[Prompt] Go through the records underneath and write each one out again exactly.
═══
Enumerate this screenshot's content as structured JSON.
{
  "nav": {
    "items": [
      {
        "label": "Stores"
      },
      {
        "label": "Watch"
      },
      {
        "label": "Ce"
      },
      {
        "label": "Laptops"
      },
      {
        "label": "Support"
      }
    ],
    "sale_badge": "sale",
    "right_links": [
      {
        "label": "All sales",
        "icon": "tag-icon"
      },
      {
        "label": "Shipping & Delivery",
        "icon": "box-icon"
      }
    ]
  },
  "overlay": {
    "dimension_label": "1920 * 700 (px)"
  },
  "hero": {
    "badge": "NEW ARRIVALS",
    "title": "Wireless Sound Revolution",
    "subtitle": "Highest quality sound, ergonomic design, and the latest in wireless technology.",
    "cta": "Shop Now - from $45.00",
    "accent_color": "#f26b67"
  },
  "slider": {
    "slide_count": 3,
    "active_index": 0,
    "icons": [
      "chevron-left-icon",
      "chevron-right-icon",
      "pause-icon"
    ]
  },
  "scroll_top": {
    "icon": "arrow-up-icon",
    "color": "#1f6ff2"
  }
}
═══
[The result]
Enumerate this screenshot's content as structured JSON.
{
  "nav": {
    "items": [
      {
        "label": "Stores"
      },
      {
        "label": "Watch"
      },
      {
        "label": "Ce"
      },
      {
        "label": "Laptops"
      },
      {
        "label": "Support"
      }
    ],
    "sale_badge": "sale",
    "right_links": [
      {
        "label": "All sales",
        "icon": "tag-icon"
      },
      {
        "label": "Shipping & Delivery",
        "icon": "box-icon"
      }
    ]
  },
  "overlay": {
    "dimension_label": "1920 * 700 (px)"
  },
  "hero": {
    "badge": "NEW ARRIVALS",
    "title": "Wireless Sound Revolution",
    "subtitle": "Highest quality sound, ergonomic design, and the latest in wireless technology.",
    "cta": "Shop Now - from $45.00",
    "accent_color": "#f26b67"
  },
  "slider": {
    "slide_count": 3,
    "active_index": 0,
    "icons": [
      "chevron-left-icon",
      "chevron-right-icon",
      "pause-icon"
    ]
  },
  "scroll_top": {
    "icon": "arrow-up-icon",
    "color": "#1f6ff2"
  }
}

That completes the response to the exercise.